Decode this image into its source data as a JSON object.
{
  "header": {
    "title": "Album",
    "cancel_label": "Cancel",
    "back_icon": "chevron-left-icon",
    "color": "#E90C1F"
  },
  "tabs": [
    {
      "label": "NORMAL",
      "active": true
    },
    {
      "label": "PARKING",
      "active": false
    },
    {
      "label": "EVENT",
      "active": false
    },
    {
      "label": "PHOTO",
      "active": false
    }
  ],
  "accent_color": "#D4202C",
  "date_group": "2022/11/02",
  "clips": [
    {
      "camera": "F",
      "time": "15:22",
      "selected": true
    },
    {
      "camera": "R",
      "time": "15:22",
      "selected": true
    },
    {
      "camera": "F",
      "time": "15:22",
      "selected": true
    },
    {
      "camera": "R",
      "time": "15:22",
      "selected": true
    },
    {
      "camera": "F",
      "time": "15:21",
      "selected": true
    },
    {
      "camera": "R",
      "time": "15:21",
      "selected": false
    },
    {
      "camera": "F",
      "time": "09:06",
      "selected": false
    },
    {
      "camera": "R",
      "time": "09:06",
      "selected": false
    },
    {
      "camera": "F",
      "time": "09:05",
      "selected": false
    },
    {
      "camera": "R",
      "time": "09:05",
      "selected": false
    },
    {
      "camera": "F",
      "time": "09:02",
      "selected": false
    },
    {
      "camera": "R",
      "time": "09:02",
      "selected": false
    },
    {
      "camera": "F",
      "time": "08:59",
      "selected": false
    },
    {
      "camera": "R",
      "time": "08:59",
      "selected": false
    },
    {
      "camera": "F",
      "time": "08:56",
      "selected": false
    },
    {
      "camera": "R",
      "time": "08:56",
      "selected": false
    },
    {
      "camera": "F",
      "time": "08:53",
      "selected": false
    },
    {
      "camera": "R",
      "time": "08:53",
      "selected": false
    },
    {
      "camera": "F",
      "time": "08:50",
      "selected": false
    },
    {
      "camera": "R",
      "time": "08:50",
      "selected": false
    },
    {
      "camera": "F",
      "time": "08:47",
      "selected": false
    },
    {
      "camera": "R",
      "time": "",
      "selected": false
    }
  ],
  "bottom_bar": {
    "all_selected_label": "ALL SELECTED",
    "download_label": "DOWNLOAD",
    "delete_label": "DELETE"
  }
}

-*-*-

Exercise directions:
Please output the complete data exactly.

Task solution:
Decode this image into its source data as a JSON object.
{
  "header": {
    "title": "Album",
    "cancel_label": "Cancel",
    "back_icon": "chevron-left-icon",
    "color": "#E90C1F"
  },
  "tabs": [
    {
      "label": "NORMAL",
      "active": true
    },
    {
      "label": "PARKING",
      "active": false
    },
    {
      "label": "EVENT",
      "active": false
    },
    {
      "label": "PHOTO",
      "active": false
    }
  ],
  "accent_color": "#D4202C",
  "date_group": "2022/11/02",
  "clips": [
    {
      "camera": "F",
      "time": "15:22",
      "selected": true
    },
    {
      "camera": "R",
      "time": "15:22",
      "selected": true
    },
    {
      "camera": "F",
      "time": "15:22",
      "selected": true
    },
    {
      "camera": "R",
      "time": "15:22",
      "selected": true
    },
    {
      "camera": "F",
      "time": "15:21",
      "selected": true
    },
    {
      "camera": "R",
      "time": "15:21",
      "selected": false
    },
    {
      "camera": "F",
      "time": "09:06",
      "selected": false
    },
    {
      "camera": "R",
      "time": "09:06",
      "selected": false
    },
    {
      "camera": "F",
      "time": "09:05",
      "selected": false
    },
    {
      "camera": "R",
      "time": "09:05",
      "selected": false
    },
    {
      "camera": "F",
      "time": "09:02",
      "selected": false
    },
    {
      "camera": "R",
      "time": "09:02",
      "selected": false
    },
    {
      "camera": "F",
      "time": "08:59",
      "selected": false
    },
    {
      "camera": "R",
      "time": "08:59",
      "selected": false
    },
    {
      "camera": "F",
      "time": "08:56",
      "selected": false
    },
    {
      "camera": "R",
      "time": "08:56",
      "selected": false
    },
    {
      "camera": "F",
      "time": "08:53",
      "selected": false
    },
    {
      "camera": "R",
      "time": "08:53",
      "selected": false
    },
    {
      "camera": "F",
      "time": "08:50",
      "selected": false
    },
    {
      "camera": "R",
      "time": "08:50",
      "selected": false
    },
    {
      "camera": "F",
      "time": "08:47",
      "selected": false
    },
    {
      "camera": "R",
      "time": "",
      "selected": false
    }
  ],
  "bottom_bar": {
    "all_selected_label": "ALL SELECTED",
    "download_label": "DOWNLOAD",
    "delete_label": "DELETE"
  }
}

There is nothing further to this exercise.